• **What is being asked**: Give the count of lines in the data that include the string "admin", with no added remarks.

• **Stored rows**:

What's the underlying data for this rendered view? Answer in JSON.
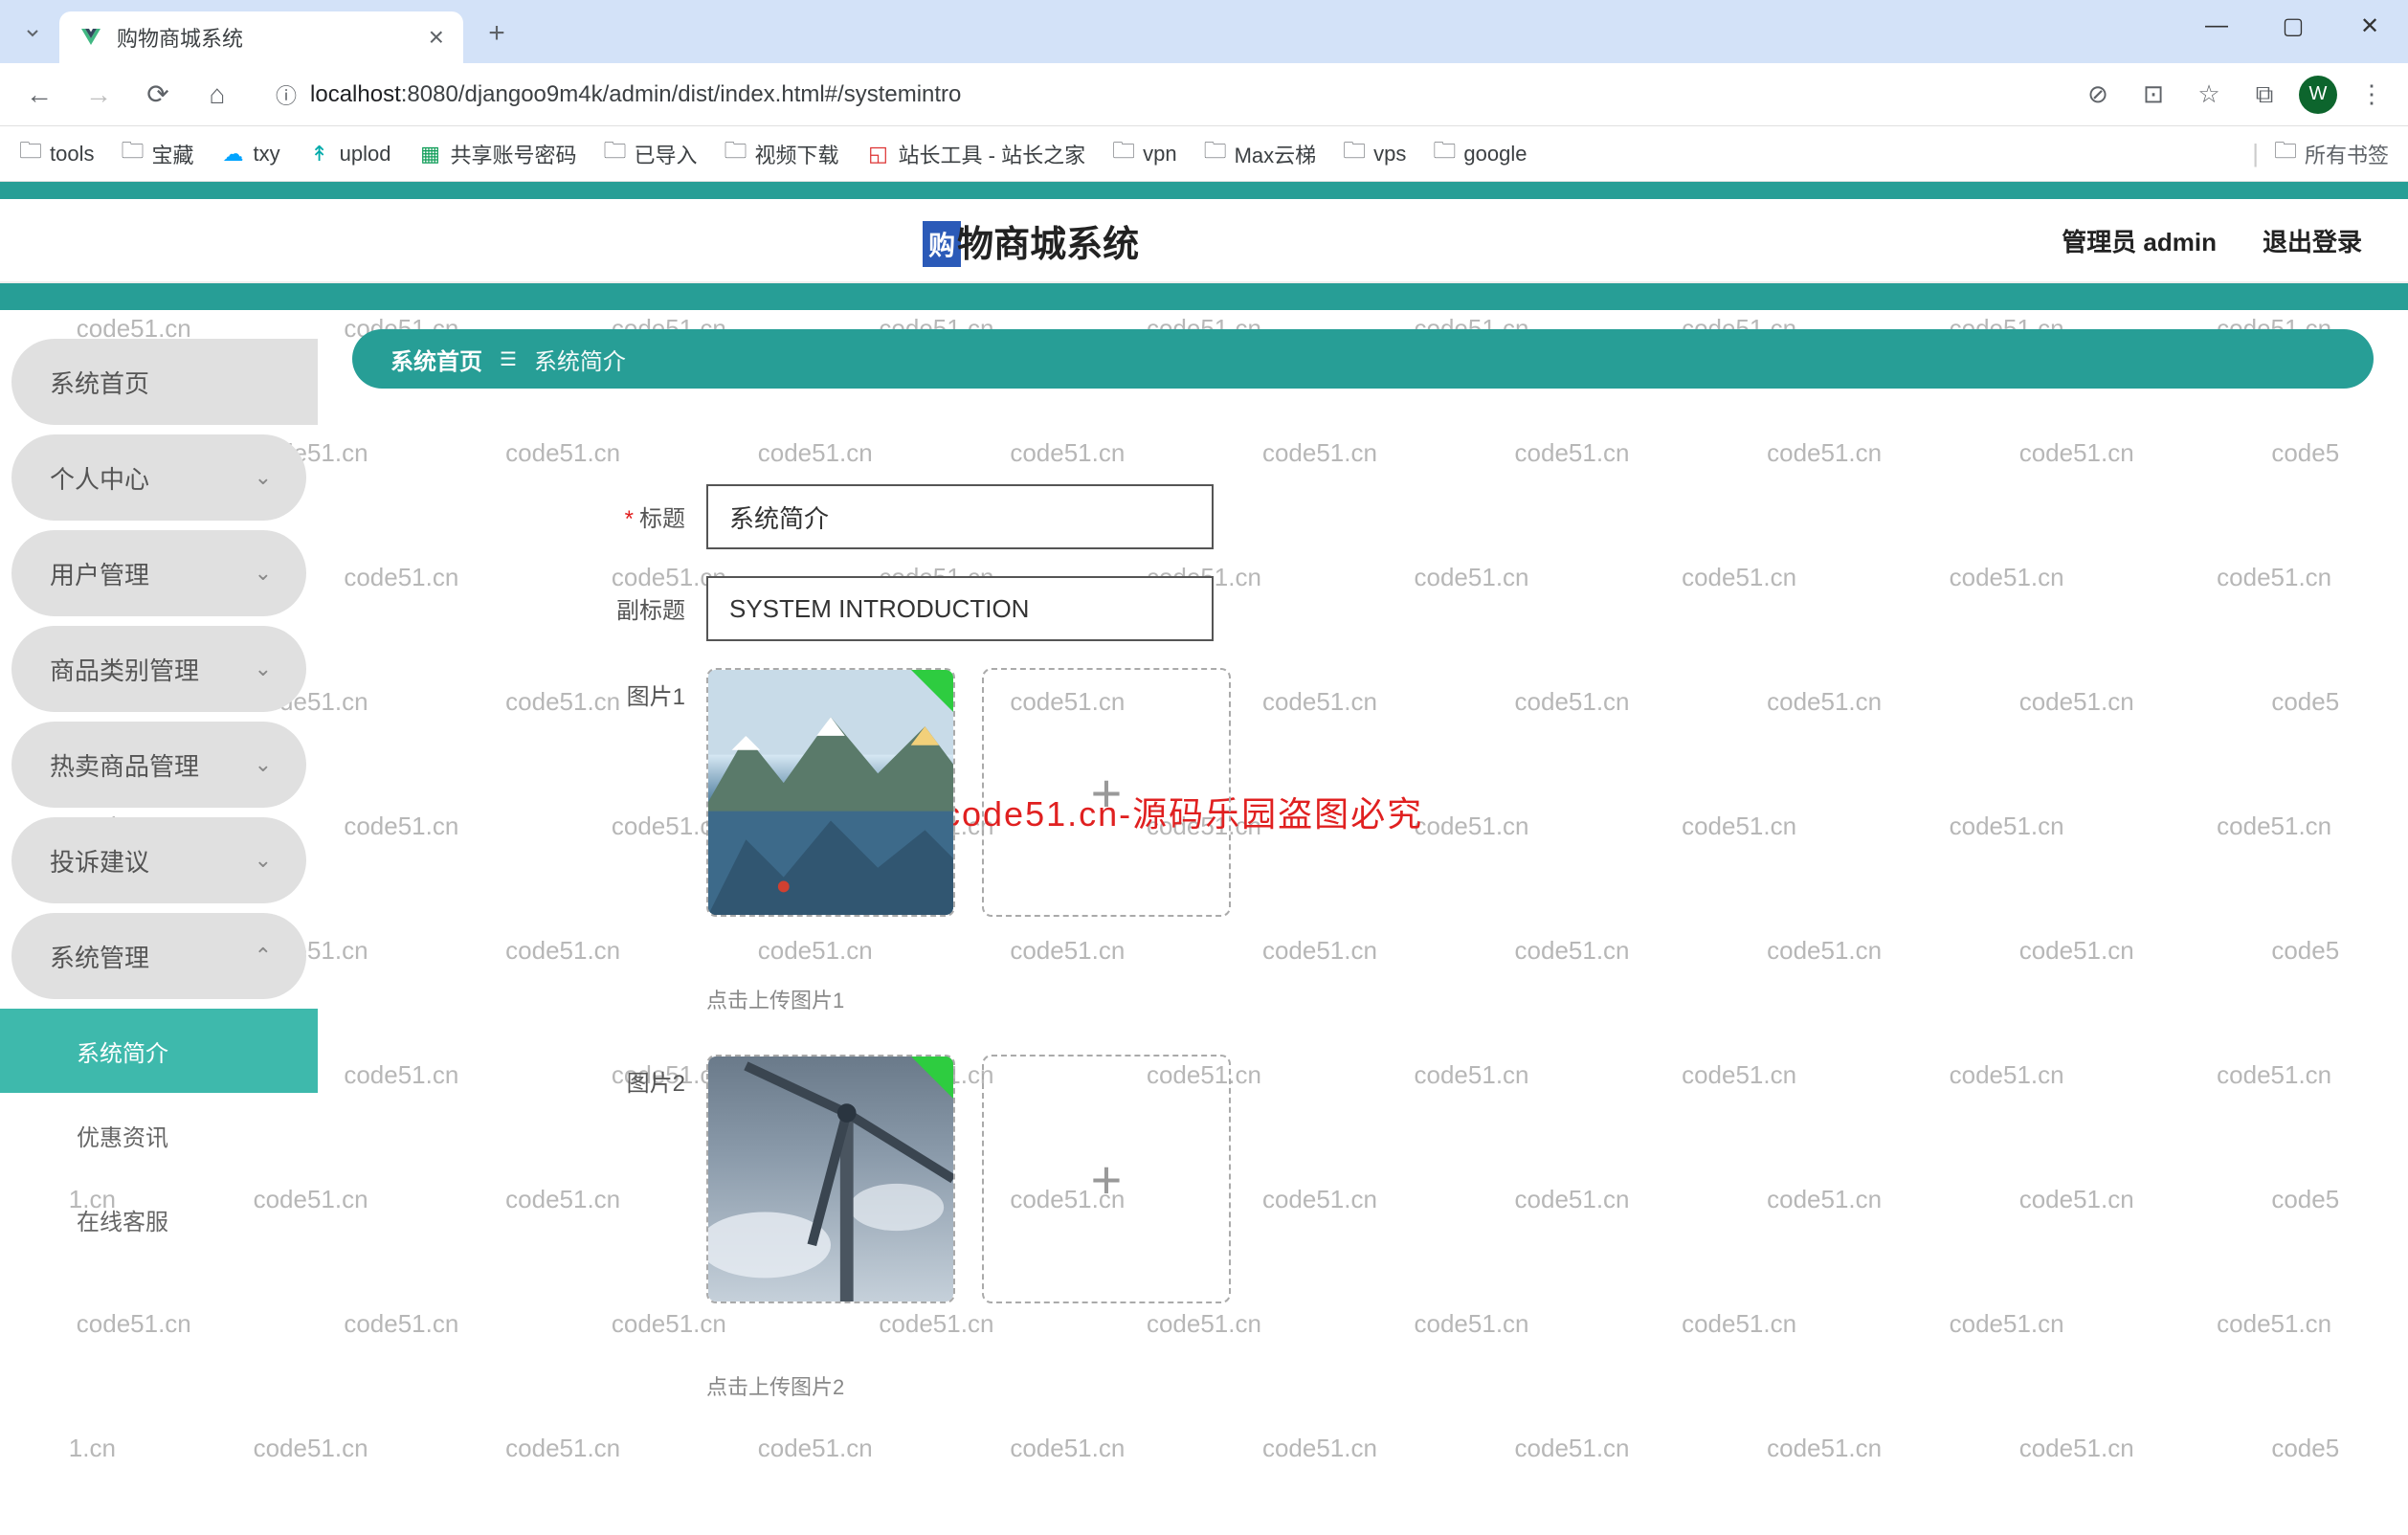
{
  "browser": {
    "tab_title": "购物商城系统",
    "url_host": "localhost",
    "url_path": ":8080/djangoo9m4k/admin/dist/index.html#/systemintro",
    "avatar": "W",
    "all_bookmarks": "所有书签",
    "bookmarks": [
      "tools",
      "宝藏",
      "txy",
      "uplod",
      "共享账号密码",
      "已导入",
      "视频下载",
      "站长工具 - 站长之家",
      "vpn",
      "Max云梯",
      "vps",
      "google"
    ]
  },
  "header": {
    "badge": "购",
    "title": "物商城系统",
    "user_label": "管理员 admin",
    "logout": "退出登录"
  },
  "sidebar": {
    "items": [
      {
        "label": "系统首页",
        "expandable": false
      },
      {
        "label": "个人中心",
        "expandable": true
      },
      {
        "label": "用户管理",
        "expandable": true
      },
      {
        "label": "商品类别管理",
        "expandable": true
      },
      {
        "label": "热卖商品管理",
        "expandable": true
      },
      {
        "label": "投诉建议",
        "expandable": true
      },
      {
        "label": "系统管理",
        "expandable": true,
        "expanded": true
      }
    ],
    "subitems": [
      {
        "label": "系统简介",
        "active": true
      },
      {
        "label": "优惠资讯",
        "active": false
      },
      {
        "label": "在线客服",
        "active": false
      }
    ]
  },
  "breadcrumb": {
    "home": "系统首页",
    "page": "系统简介"
  },
  "form": {
    "title_label": "标题",
    "title_value": "系统简介",
    "subtitle_label": "副标题",
    "subtitle_value": "SYSTEM INTRODUCTION",
    "image1_label": "图片1",
    "image1_hint": "点击上传图片1",
    "image2_label": "图片2",
    "image2_hint": "点击上传图片2"
  },
  "watermark": {
    "text": "code51.cn",
    "red": "code51.cn-源码乐园盗图必究"
  }
}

• **Correct response**: 2